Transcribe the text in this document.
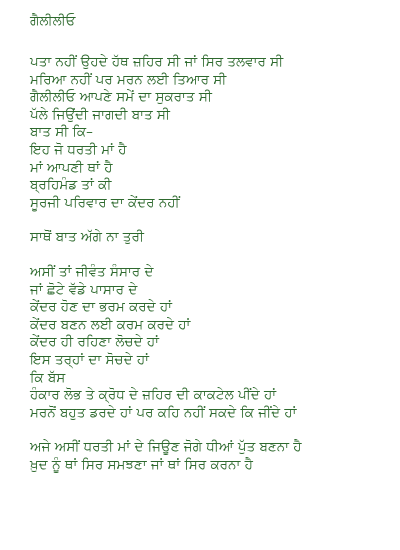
ਗੈਲੀਲੀਓ
ਪਤਾ ਨਹੀਂ ਉਹਦੇ ਹੱਥ ਜ਼ਹਿਰ ਸੀ ਜਾਂ ਸਿਰ ਤਲਵਾਰ ਸੀ
ਮਰਿਆ ਨਹੀਂ ਪਰ ਮਰਨ ਲਈ ਤਿਆਰ ਸੀ
ਗੈਲੀਲੀਓ ਆਪਣੇ ਸਮੇਂ ਦਾ ਸੁਕਰਾਤ ਸੀ
ਪੱਲੇ ਜਿਉਂਦੀ ਜਾਗਦੀ ਬਾਤ ਸੀ
ਬਾਤ ਸੀ ਕਿ–
ਇਹ ਜੋ ਧਰਤੀ ਮਾਂ ਹੈ
ਮਾਂ ਆਪਣੀ ਥਾਂ ਹੈ
ਬ੍ਰਹਿਮੰਡ ਤਾਂ ਕੀ
ਸੂਰਜੀ ਪਰਿਵਾਰ ਦਾ ਕੇਂਦਰ ਨਹੀਂ
ਸਾਥੋਂ ਬਾਤ ਅੱਗੇ ਨਾ ਤੁਰੀ
ਅਸੀਂ ਤਾਂ ਜੀਵੰਤ ਸੰਸਾਰ ਦੇ
ਜਾਂ ਛੋਟੇ ਵੱਡੇ ਪਾਸਾਰ ਦੇ
ਕੇਂਦਰ ਹੋਣ ਦਾ ਭਰਮ ਕਰਦੇ ਹਾਂ
ਕੇਂਦਰ ਬਣਨ ਲਈ ਕਰਮ ਕਰਦੇ ਹਾਂ
ਕੇਂਦਰ ਹੀ ਰਹਿਣਾ ਲੋਚਦੇ ਹਾਂ
ਇਸ ਤਰ੍ਹਾਂ ਦਾ ਸੋਚਦੇ ਹਾਂ
ਕਿ ਬੱਸ
ਹੰਕਾਰ ਲੋਭ ਤੇ ਕ੍ਰੋਧ ਦੇ ਜ਼ਹਿਰ ਦੀ ਕਾਕਟੇਲ ਪੀਂਦੇ ਹਾਂ
ਮਰਨੋਂ ਬਹੁਤ ਡਰਦੇ ਹਾਂ ਪਰ ਕਹਿ ਨਹੀਂ ਸਕਦੇ ਕਿ ਜੀਂਦੇ ਹਾਂ
ਅਜੇ ਅਸੀਂ ਧਰਤੀ ਮਾਂ ਦੇ ਜਿਊਣ ਜੋਗੇ ਧੀਆਂ ਪੁੱਤ ਬਣਨਾ ਹੈ
ਖ਼ੁਦ ਨੂੰ ਥਾਂ ਸਿਰ ਸਮਝਣਾ ਜਾਂ ਥਾਂ ਸਿਰ ਕਰਨਾ ਹੈ
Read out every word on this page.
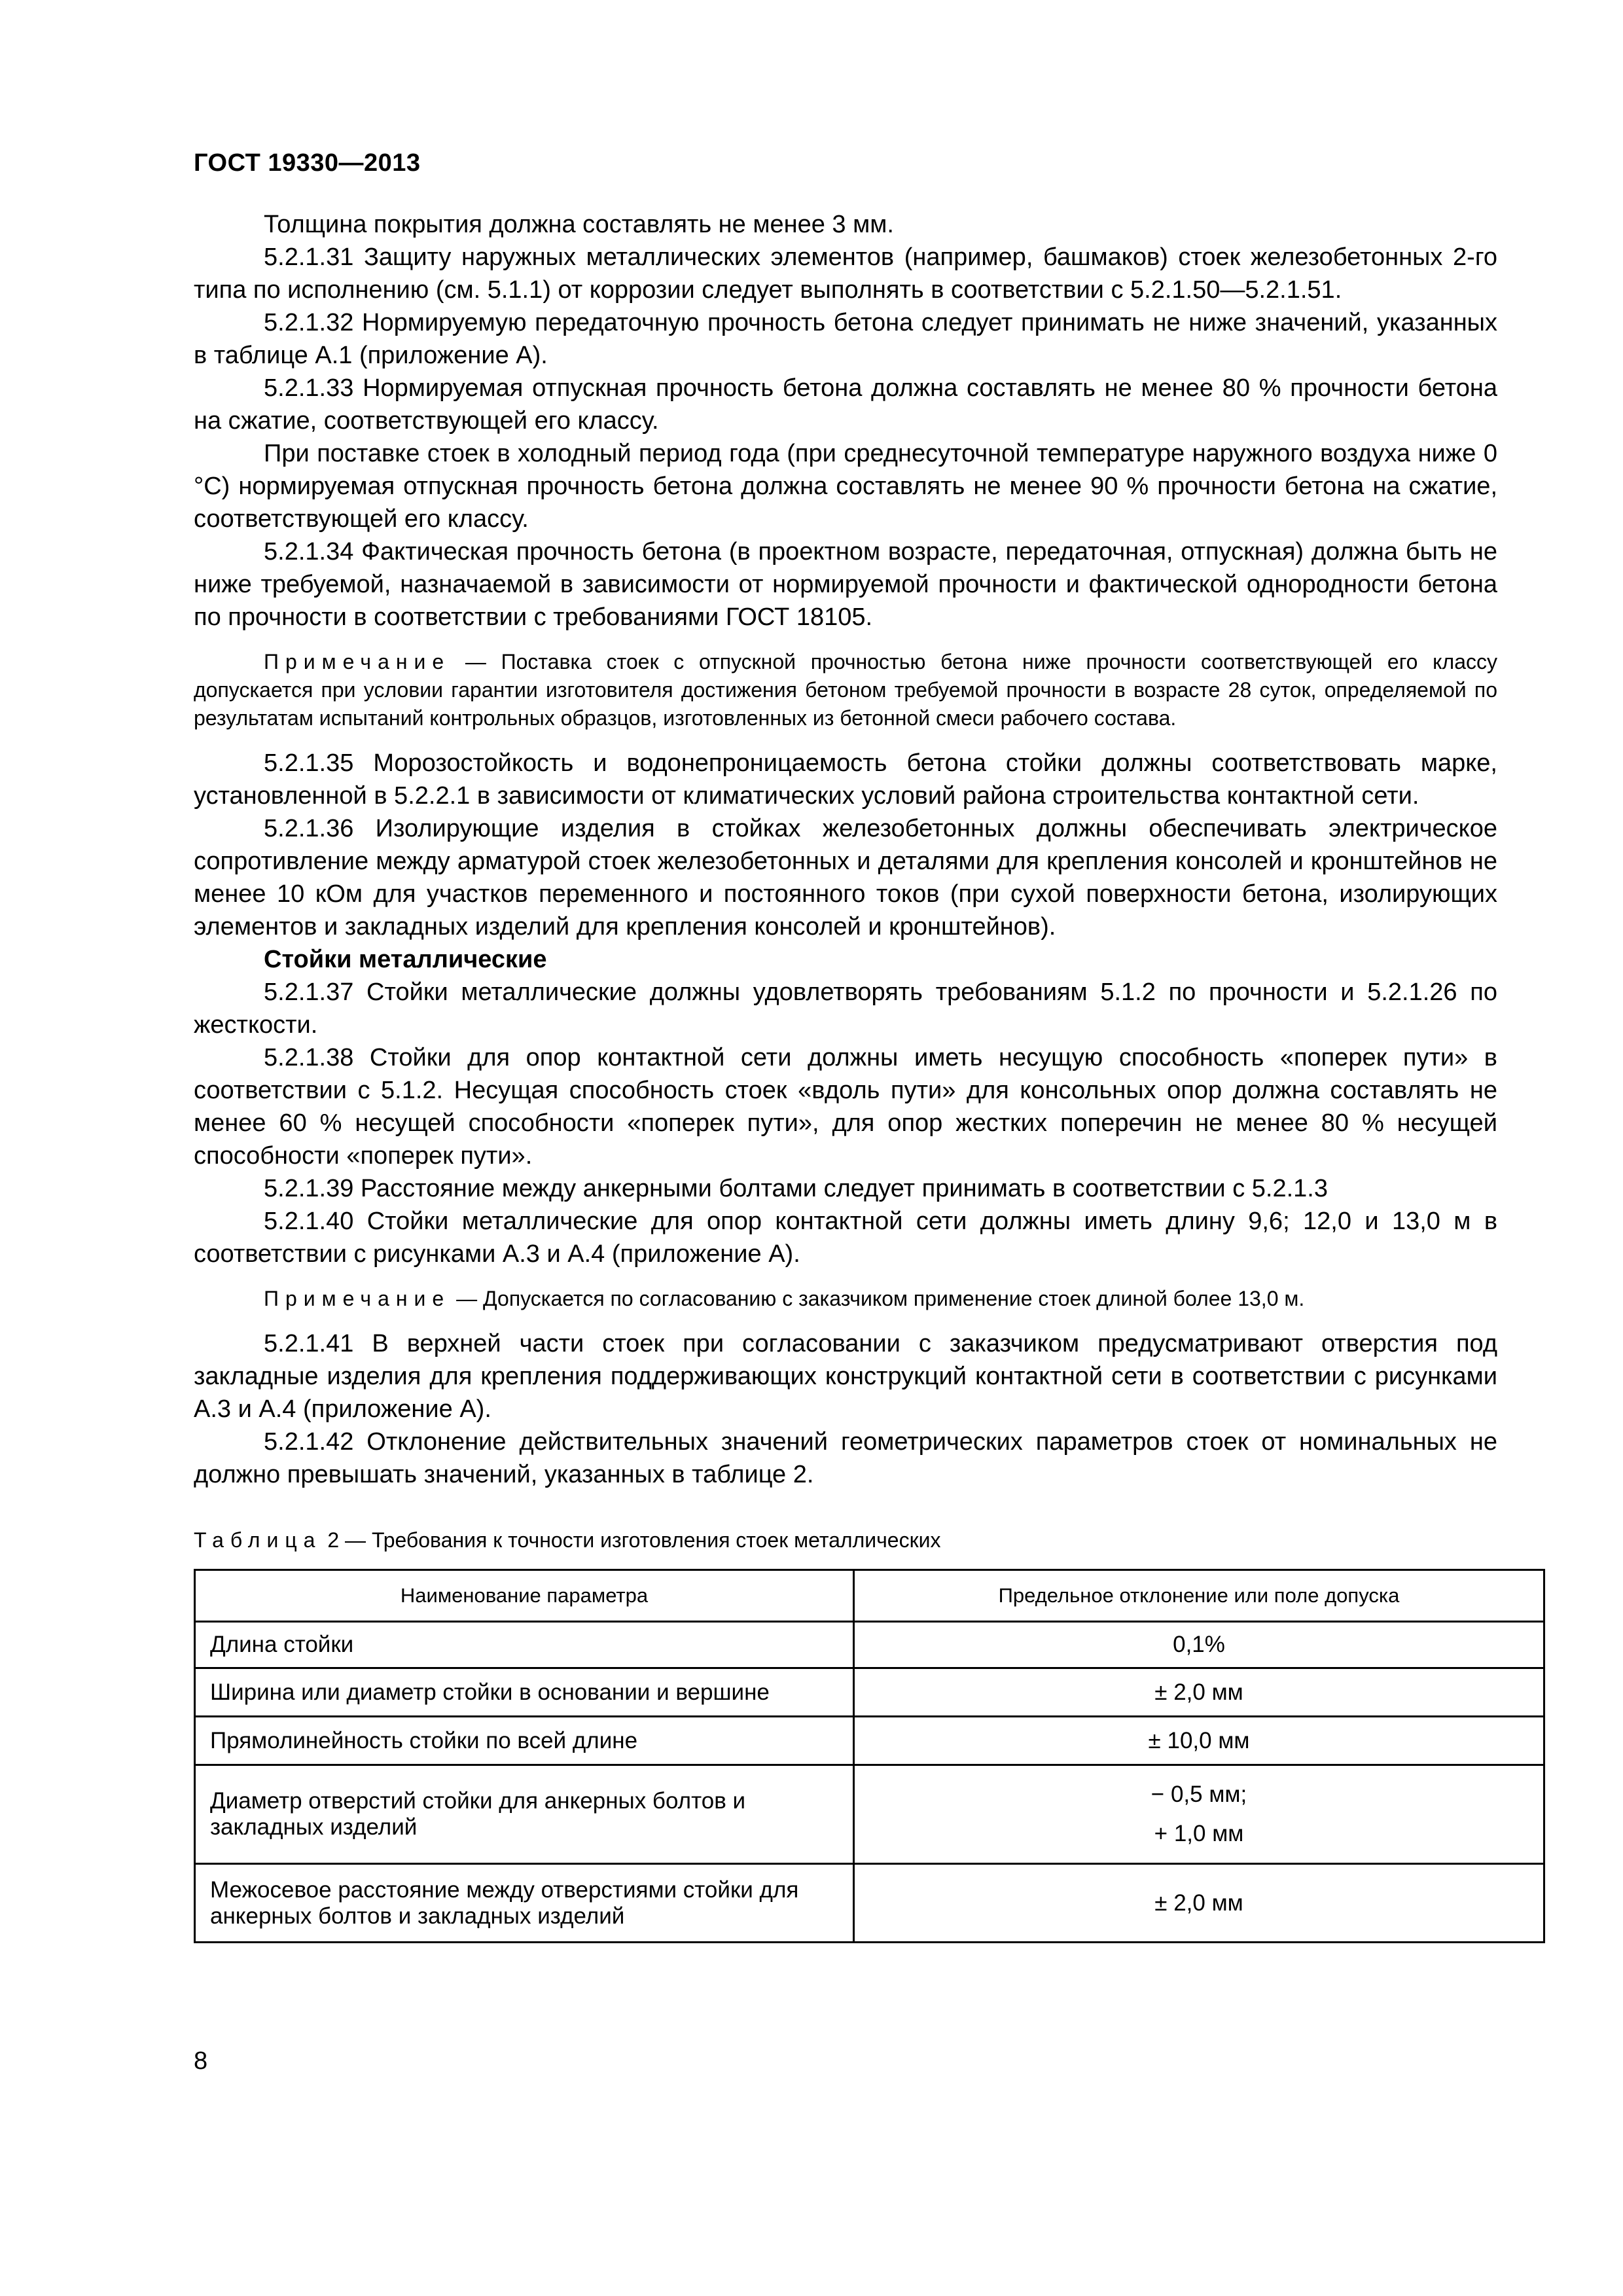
ГОСТ 19330—2013

Толщина покрытия должна составлять не менее 3 мм.

5.2.1.31 Защиту наружных металлических элементов (например, башмаков) стоек железобетонных 2-го типа по исполнению (см. 5.1.1) от коррозии следует выполнять в соответствии с 5.2.1.50—5.2.1.51.

5.2.1.32 Нормируемую передаточную прочность бетона следует принимать не ниже значений, указанных в таблице А.1 (приложение А).

5.2.1.33 Нормируемая отпускная прочность бетона должна составлять не менее 80 % прочности бетона на сжатие, соответствующей его классу.

При поставке стоек в холодный период года (при среднесуточной температуре наружного воздуха ниже 0 °С) нормируемая отпускная прочность бетона должна составлять не менее 90 % прочности бетона на сжатие, соответствующей его классу.

5.2.1.34 Фактическая прочность бетона (в проектном возрасте, передаточная, отпускная) должна быть не ниже требуемой, назначаемой в зависимости от нормируемой прочности и фактической однородности бетона по прочности в соответствии с требованиями ГОСТ 18105.

Примечание — Поставка стоек с отпускной прочностью бетона ниже прочности соответствующей его классу допускается при условии гарантии изготовителя достижения бетоном требуемой прочности в возрасте 28 суток, определяемой по результатам испытаний контрольных образцов, изготовленных из бетонной смеси рабочего состава.

5.2.1.35 Морозостойкость и водонепроницаемость бетона стойки должны соответствовать марке, установленной в 5.2.2.1 в зависимости от климатических условий района строительства контактной сети.

5.2.1.36 Изолирующие изделия в стойках железобетонных должны обеспечивать электрическое сопротивление между арматурой стоек железобетонных и деталями для крепления консолей и кронштейнов не менее 10 кОм для участков переменного и постоянного токов (при сухой поверхности бетона, изолирующих элементов и закладных изделий для крепления консолей и кронштейнов).

Стойки металлические

5.2.1.37 Стойки металлические должны удовлетворять требованиям 5.1.2 по прочности и 5.2.1.26 по жесткости.

5.2.1.38 Стойки для опор контактной сети должны иметь несущую способность «поперек пути» в соответствии с 5.1.2. Несущая способность стоек «вдоль пути» для консольных опор должна составлять не менее 60 % несущей способности «поперек пути», для опор жестких поперечин не менее 80 % несущей способности «поперек пути».

5.2.1.39 Расстояние между анкерными болтами следует принимать в соответствии с 5.2.1.3

5.2.1.40 Стойки металлические для опор контактной сети должны иметь длину 9,6; 12,0 и 13,0 м в соответствии с рисунками А.3 и А.4 (приложение А).

Примечание — Допускается по согласованию с заказчиком применение стоек длиной более 13,0 м.

5.2.1.41 В верхней части стоек при согласовании с заказчиком предусматривают отверстия под закладные изделия для крепления поддерживающих конструкций контактной сети в соответствии с рисунками А.3 и А.4 (приложение А).

5.2.1.42 Отклонение действительных значений геометрических параметров стоек от номинальных не должно превышать значений, указанных в таблице 2.

Таблица 2 — Требования к точности изготовления стоек металлических
Наименование параметра	Предельное отклонение или поле допуска
Длина стойки	0,1%
Ширина или диаметр стойки в основании и вершине	± 2,0 мм
Прямолинейность стойки по всей длине	± 10,0 мм
Диаметр отверстий стойки для анкерных болтов и закладных изделий	− 0,5 мм;
+ 1,0 мм

Межосевое расстояние между отверстиями стойки для анкерных болтов и закладных изделий	± 2,0 мм
8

----------

Short task — Keep only the lines that hold the string "ГОСТ", and copy them out.

Final answer —
ГОСТ 19330—2013
5.2.1.34 Фактическая прочность бетона (в проектном возрасте, передаточная, отпускная) должна быть не ниже требуемой, назначаемой в зависимости от нормируемой прочности и фактической однородности бетона по прочности в соответствии с требованиями ГОСТ 18105.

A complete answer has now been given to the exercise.